From the records below, extract all the text exactly and leave the images behind.

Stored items
—————
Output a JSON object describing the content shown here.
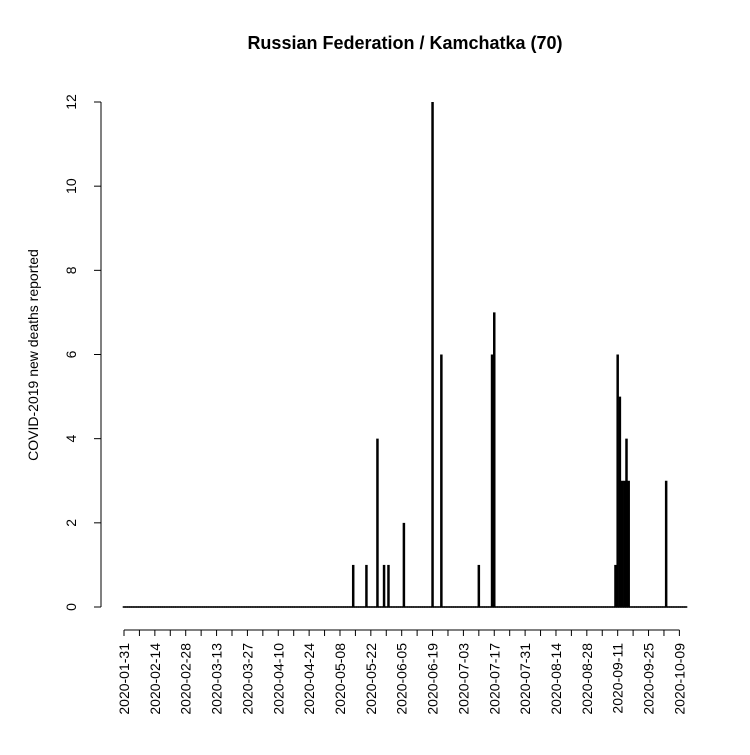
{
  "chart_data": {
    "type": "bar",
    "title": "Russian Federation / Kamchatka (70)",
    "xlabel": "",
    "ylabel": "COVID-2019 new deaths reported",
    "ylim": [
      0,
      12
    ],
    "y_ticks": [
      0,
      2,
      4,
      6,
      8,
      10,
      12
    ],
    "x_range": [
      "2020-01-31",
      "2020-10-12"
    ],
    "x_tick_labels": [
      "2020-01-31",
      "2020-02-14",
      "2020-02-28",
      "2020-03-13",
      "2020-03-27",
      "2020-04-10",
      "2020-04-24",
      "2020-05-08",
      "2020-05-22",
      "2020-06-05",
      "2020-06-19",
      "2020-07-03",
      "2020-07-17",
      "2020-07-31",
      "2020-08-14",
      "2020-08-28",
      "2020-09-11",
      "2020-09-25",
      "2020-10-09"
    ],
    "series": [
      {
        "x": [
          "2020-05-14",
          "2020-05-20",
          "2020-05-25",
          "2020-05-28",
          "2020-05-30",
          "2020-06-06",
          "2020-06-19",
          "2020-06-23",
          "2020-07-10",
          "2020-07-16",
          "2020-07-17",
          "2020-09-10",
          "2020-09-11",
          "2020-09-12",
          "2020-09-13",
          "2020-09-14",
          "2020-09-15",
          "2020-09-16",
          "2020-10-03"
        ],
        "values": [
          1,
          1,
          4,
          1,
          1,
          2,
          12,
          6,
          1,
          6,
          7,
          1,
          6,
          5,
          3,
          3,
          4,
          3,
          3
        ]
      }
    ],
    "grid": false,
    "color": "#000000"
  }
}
—————
→ **COMPLETE ANSWER**:
Output a JSON object describing the content shown here.
{
  "chart_data": {
    "type": "bar",
    "title": "Russian Federation / Kamchatka (70)",
    "xlabel": "",
    "ylabel": "COVID-2019 new deaths reported",
    "ylim": [
      0,
      12
    ],
    "y_ticks": [
      0,
      2,
      4,
      6,
      8,
      10,
      12
    ],
    "x_range": [
      "2020-01-31",
      "2020-10-12"
    ],
    "x_tick_labels": [
      "2020-01-31",
      "2020-02-14",
      "2020-02-28",
      "2020-03-13",
      "2020-03-27",
      "2020-04-10",
      "2020-04-24",
      "2020-05-08",
      "2020-05-22",
      "2020-06-05",
      "2020-06-19",
      "2020-07-03",
      "2020-07-17",
      "2020-07-31",
      "2020-08-14",
      "2020-08-28",
      "2020-09-11",
      "2020-09-25",
      "2020-10-09"
    ],
    "series": [
      {
        "x": [
          "2020-05-14",
          "2020-05-20",
          "2020-05-25",
          "2020-05-28",
          "2020-05-30",
          "2020-06-06",
          "2020-06-19",
          "2020-06-23",
          "2020-07-10",
          "2020-07-16",
          "2020-07-17",
          "2020-09-10",
          "2020-09-11",
          "2020-09-12",
          "2020-09-13",
          "2020-09-14",
          "2020-09-15",
          "2020-09-16",
          "2020-10-03"
        ],
        "values": [
          1,
          1,
          4,
          1,
          1,
          2,
          12,
          6,
          1,
          6,
          7,
          1,
          6,
          5,
          3,
          3,
          4,
          3,
          3
        ]
      }
    ],
    "grid": false,
    "color": "#000000"
  }
}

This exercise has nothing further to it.